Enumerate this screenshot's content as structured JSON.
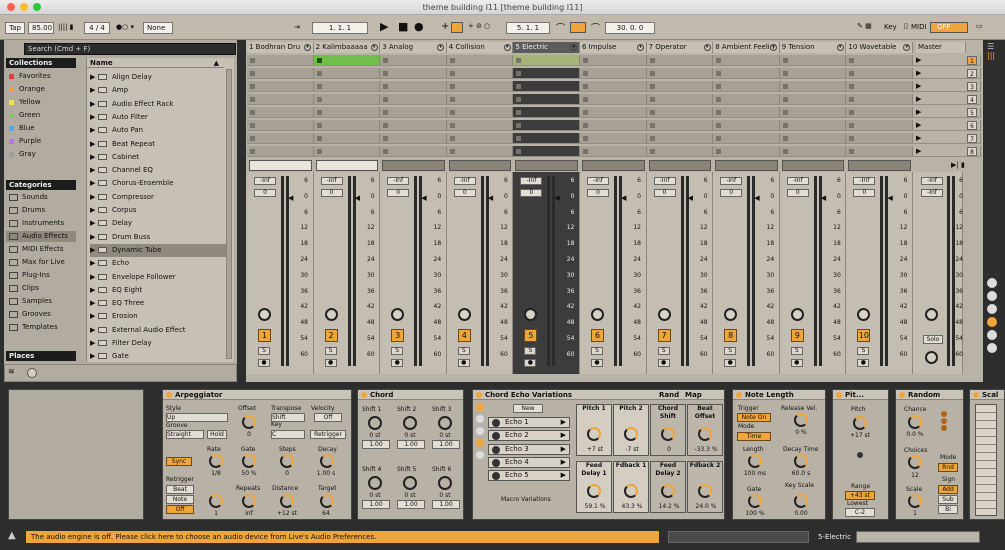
{
  "window": {
    "title": "theme building I11  [theme building I11]"
  },
  "control_bar": {
    "tap": "Tap",
    "tempo": "85.00",
    "meter": "4 / 4",
    "groove": "None",
    "position": "1.  1.  1",
    "loop_start": "5.  1.  1",
    "loop_length": "30.  0.  0",
    "key": "Key",
    "midi": "MIDI",
    "off": "OFF"
  },
  "browser": {
    "search_placeholder": "Search (Cmd + F)",
    "collections_title": "Collections",
    "collections": [
      {
        "label": "Favorites",
        "color": "#e23d3d"
      },
      {
        "label": "Orange",
        "color": "#f0a53a"
      },
      {
        "label": "Yellow",
        "color": "#f1e24a"
      },
      {
        "label": "Green",
        "color": "#6bcf6b"
      },
      {
        "label": "Blue",
        "color": "#5aa7e8"
      },
      {
        "label": "Purple",
        "color": "#b27ad6"
      },
      {
        "label": "Gray",
        "color": "#9e9e9e"
      }
    ],
    "categories_title": "Categories",
    "categories": [
      "Sounds",
      "Drums",
      "Instruments",
      "Audio Effects",
      "MIDI Effects",
      "Max for Live",
      "Plug-Ins",
      "Clips",
      "Samples",
      "Grooves",
      "Templates"
    ],
    "places_title": "Places",
    "name_header": "Name",
    "items": [
      "Align Delay",
      "Amp",
      "Audio Effect Rack",
      "Auto Filter",
      "Auto Pan",
      "Beat Repeat",
      "Cabinet",
      "Channel EQ",
      "Chorus-Ensemble",
      "Compressor",
      "Corpus",
      "Delay",
      "Drum Buss",
      "Dynamic Tube",
      "Echo",
      "Envelope Follower",
      "EQ Eight",
      "EQ Three",
      "Erosion",
      "External Audio Effect",
      "Filter Delay",
      "Gate"
    ]
  },
  "tracks": [
    {
      "name": "1 Bodhran Dru",
      "num": "1"
    },
    {
      "name": "2 Kalimbaaaaa",
      "num": "2"
    },
    {
      "name": "3 Analog",
      "num": "3"
    },
    {
      "name": "4 Collision",
      "num": "4"
    },
    {
      "name": "5 Electric",
      "num": "5"
    },
    {
      "name": "6 Impulse",
      "num": "6"
    },
    {
      "name": "7 Operator",
      "num": "7"
    },
    {
      "name": "8 Ambient Feelin",
      "num": "8"
    },
    {
      "name": "9 Tension",
      "num": "9"
    },
    {
      "name": "10 Wavetable",
      "num": "10"
    }
  ],
  "master": {
    "name": "Master",
    "solo": "Solo",
    "scenes": [
      "1",
      "2",
      "3",
      "4",
      "5",
      "6",
      "7",
      "8"
    ]
  },
  "mixer": {
    "inf": "-Inf",
    "zero": "0",
    "s": "S",
    "scale": [
      "6",
      "0",
      "6",
      "12",
      "18",
      "24",
      "30",
      "36",
      "42",
      "48",
      "54",
      "60"
    ]
  },
  "devices": {
    "arp": {
      "title": "Arpeggiator",
      "style": "Style",
      "style_val": "Up",
      "groove": "Groove",
      "groove_val": "Straight",
      "hold": "Hold",
      "offset": "Offset",
      "offset_val": "0",
      "transpose": "Transpose",
      "transpose_val": "Shift",
      "key": "Key",
      "key_val": "C",
      "velocity": "Velocity",
      "velocity_val": "Off",
      "retrigger_btn": "Retrigger",
      "sync": "Sync",
      "rate": "Rate",
      "rate_val": "1/8",
      "gate": "Gate",
      "gate_val": "50 %",
      "steps": "Steps",
      "steps_val": "0",
      "decay": "Decay",
      "decay_val": "1.00 s",
      "retrigger": "Retrigger",
      "beat": "Beat",
      "note": "Note",
      "off": "Off",
      "repeats": "Repeats",
      "repeats_val": "inf",
      "distance": "Distance",
      "distance_val": "+12 st",
      "target": "Target",
      "target_val": "64",
      "one": "1"
    },
    "chord": {
      "title": "Chord",
      "shifts": [
        "Shift 1",
        "Shift 2",
        "Shift 3",
        "Shift 4",
        "Shift 5",
        "Shift 6"
      ],
      "shift_val": "0 st",
      "vel": "1.00"
    },
    "echo_var": {
      "title": "Chord Echo Variations",
      "rand": "Rand",
      "map": "Map",
      "new": "New",
      "chains": [
        "Echo 1",
        "Echo 2",
        "Echo 3",
        "Echo 4",
        "Echo 5"
      ],
      "macro_label": "Macro Variations",
      "macros": [
        {
          "name": "Pitch 1",
          "val": "+7 st"
        },
        {
          "name": "Pitch 2",
          "val": "-7 st"
        },
        {
          "name": "Chord Shift",
          "val": "0"
        },
        {
          "name": "Beat Offset",
          "val": "-33.3 %"
        },
        {
          "name": "Feed Delay 1",
          "val": "59.1 %"
        },
        {
          "name": "Fdback 1",
          "val": "43.3 %"
        },
        {
          "name": "Feed Delay 2",
          "val": "14.2 %"
        },
        {
          "name": "Fdback 2",
          "val": "24.0 %"
        }
      ]
    },
    "note_length": {
      "title": "Note Length",
      "trigger": "Trigger",
      "trigger_val": "Note On",
      "release": "Release Vel.",
      "release_val": "0 %",
      "mode": "Mode",
      "mode_val": "Time",
      "length": "Length",
      "length_val": "100 ms",
      "decay": "Decay Time",
      "decay_val": "60.0 s",
      "gate": "Gate",
      "gate_val": "100 %",
      "key_scale": "Key Scale",
      "key_scale_val": "0.00"
    },
    "pitch": {
      "title": "Pit...",
      "pitch": "Pitch",
      "pitch_val": "+17 st",
      "range": "Range",
      "range_val": "+43 st",
      "lowest": "Lowest",
      "lowest_val": "C-2"
    },
    "random": {
      "title": "Random",
      "chance": "Chance",
      "chance_val": "0.0 %",
      "choices": "Choices",
      "choices_val": "12",
      "scale": "Scale",
      "scale_val": "1",
      "mode": "Mode",
      "mode_val": "Rnd",
      "sign": "Sign",
      "add": "Add",
      "sub": "Sub",
      "bi": "Bi"
    },
    "scale": {
      "title": "Scal"
    }
  },
  "status": {
    "message": "The audio engine is off. Please click here to choose an audio device from Live's Audio Preferences.",
    "track": "5-Electric"
  }
}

## AIM OF THE TASK
Write out all the records again, exactly, minus any pictures.

## WORKED ANSWER
Enumerate this screenshot's content as structured JSON.
{
  "window": {
    "title": "theme building I11  [theme building I11]"
  },
  "control_bar": {
    "tap": "Tap",
    "tempo": "85.00",
    "meter": "4 / 4",
    "groove": "None",
    "position": "1.  1.  1",
    "loop_start": "5.  1.  1",
    "loop_length": "30.  0.  0",
    "key": "Key",
    "midi": "MIDI",
    "off": "OFF"
  },
  "browser": {
    "search_placeholder": "Search (Cmd + F)",
    "collections_title": "Collections",
    "collections": [
      {
        "label": "Favorites",
        "color": "#e23d3d"
      },
      {
        "label": "Orange",
        "color": "#f0a53a"
      },
      {
        "label": "Yellow",
        "color": "#f1e24a"
      },
      {
        "label": "Green",
        "color": "#6bcf6b"
      },
      {
        "label": "Blue",
        "color": "#5aa7e8"
      },
      {
        "label": "Purple",
        "color": "#b27ad6"
      },
      {
        "label": "Gray",
        "color": "#9e9e9e"
      }
    ],
    "categories_title": "Categories",
    "categories": [
      "Sounds",
      "Drums",
      "Instruments",
      "Audio Effects",
      "MIDI Effects",
      "Max for Live",
      "Plug-Ins",
      "Clips",
      "Samples",
      "Grooves",
      "Templates"
    ],
    "places_title": "Places",
    "name_header": "Name",
    "items": [
      "Align Delay",
      "Amp",
      "Audio Effect Rack",
      "Auto Filter",
      "Auto Pan",
      "Beat Repeat",
      "Cabinet",
      "Channel EQ",
      "Chorus-Ensemble",
      "Compressor",
      "Corpus",
      "Delay",
      "Drum Buss",
      "Dynamic Tube",
      "Echo",
      "Envelope Follower",
      "EQ Eight",
      "EQ Three",
      "Erosion",
      "External Audio Effect",
      "Filter Delay",
      "Gate"
    ]
  },
  "tracks": [
    {
      "name": "1 Bodhran Dru",
      "num": "1"
    },
    {
      "name": "2 Kalimbaaaaa",
      "num": "2"
    },
    {
      "name": "3 Analog",
      "num": "3"
    },
    {
      "name": "4 Collision",
      "num": "4"
    },
    {
      "name": "5 Electric",
      "num": "5"
    },
    {
      "name": "6 Impulse",
      "num": "6"
    },
    {
      "name": "7 Operator",
      "num": "7"
    },
    {
      "name": "8 Ambient Feelin",
      "num": "8"
    },
    {
      "name": "9 Tension",
      "num": "9"
    },
    {
      "name": "10 Wavetable",
      "num": "10"
    }
  ],
  "master": {
    "name": "Master",
    "solo": "Solo",
    "scenes": [
      "1",
      "2",
      "3",
      "4",
      "5",
      "6",
      "7",
      "8"
    ]
  },
  "mixer": {
    "inf": "-Inf",
    "zero": "0",
    "s": "S",
    "scale": [
      "6",
      "0",
      "6",
      "12",
      "18",
      "24",
      "30",
      "36",
      "42",
      "48",
      "54",
      "60"
    ]
  },
  "devices": {
    "arp": {
      "title": "Arpeggiator",
      "style": "Style",
      "style_val": "Up",
      "groove": "Groove",
      "groove_val": "Straight",
      "hold": "Hold",
      "offset": "Offset",
      "offset_val": "0",
      "transpose": "Transpose",
      "transpose_val": "Shift",
      "key": "Key",
      "key_val": "C",
      "velocity": "Velocity",
      "velocity_val": "Off",
      "retrigger_btn": "Retrigger",
      "sync": "Sync",
      "rate": "Rate",
      "rate_val": "1/8",
      "gate": "Gate",
      "gate_val": "50 %",
      "steps": "Steps",
      "steps_val": "0",
      "decay": "Decay",
      "decay_val": "1.00 s",
      "retrigger": "Retrigger",
      "beat": "Beat",
      "note": "Note",
      "off": "Off",
      "repeats": "Repeats",
      "repeats_val": "inf",
      "distance": "Distance",
      "distance_val": "+12 st",
      "target": "Target",
      "target_val": "64",
      "one": "1"
    },
    "chord": {
      "title": "Chord",
      "shifts": [
        "Shift 1",
        "Shift 2",
        "Shift 3",
        "Shift 4",
        "Shift 5",
        "Shift 6"
      ],
      "shift_val": "0 st",
      "vel": "1.00"
    },
    "echo_var": {
      "title": "Chord Echo Variations",
      "rand": "Rand",
      "map": "Map",
      "new": "New",
      "chains": [
        "Echo 1",
        "Echo 2",
        "Echo 3",
        "Echo 4",
        "Echo 5"
      ],
      "macro_label": "Macro Variations",
      "macros": [
        {
          "name": "Pitch 1",
          "val": "+7 st"
        },
        {
          "name": "Pitch 2",
          "val": "-7 st"
        },
        {
          "name": "Chord Shift",
          "val": "0"
        },
        {
          "name": "Beat Offset",
          "val": "-33.3 %"
        },
        {
          "name": "Feed Delay 1",
          "val": "59.1 %"
        },
        {
          "name": "Fdback 1",
          "val": "43.3 %"
        },
        {
          "name": "Feed Delay 2",
          "val": "14.2 %"
        },
        {
          "name": "Fdback 2",
          "val": "24.0 %"
        }
      ]
    },
    "note_length": {
      "title": "Note Length",
      "trigger": "Trigger",
      "trigger_val": "Note On",
      "release": "Release Vel.",
      "release_val": "0 %",
      "mode": "Mode",
      "mode_val": "Time",
      "length": "Length",
      "length_val": "100 ms",
      "decay": "Decay Time",
      "decay_val": "60.0 s",
      "gate": "Gate",
      "gate_val": "100 %",
      "key_scale": "Key Scale",
      "key_scale_val": "0.00"
    },
    "pitch": {
      "title": "Pit...",
      "pitch": "Pitch",
      "pitch_val": "+17 st",
      "range": "Range",
      "range_val": "+43 st",
      "lowest": "Lowest",
      "lowest_val": "C-2"
    },
    "random": {
      "title": "Random",
      "chance": "Chance",
      "chance_val": "0.0 %",
      "choices": "Choices",
      "choices_val": "12",
      "scale": "Scale",
      "scale_val": "1",
      "mode": "Mode",
      "mode_val": "Rnd",
      "sign": "Sign",
      "add": "Add",
      "sub": "Sub",
      "bi": "Bi"
    },
    "scale": {
      "title": "Scal"
    }
  },
  "status": {
    "message": "The audio engine is off. Please click here to choose an audio device from Live's Audio Preferences.",
    "track": "5-Electric"
  }
}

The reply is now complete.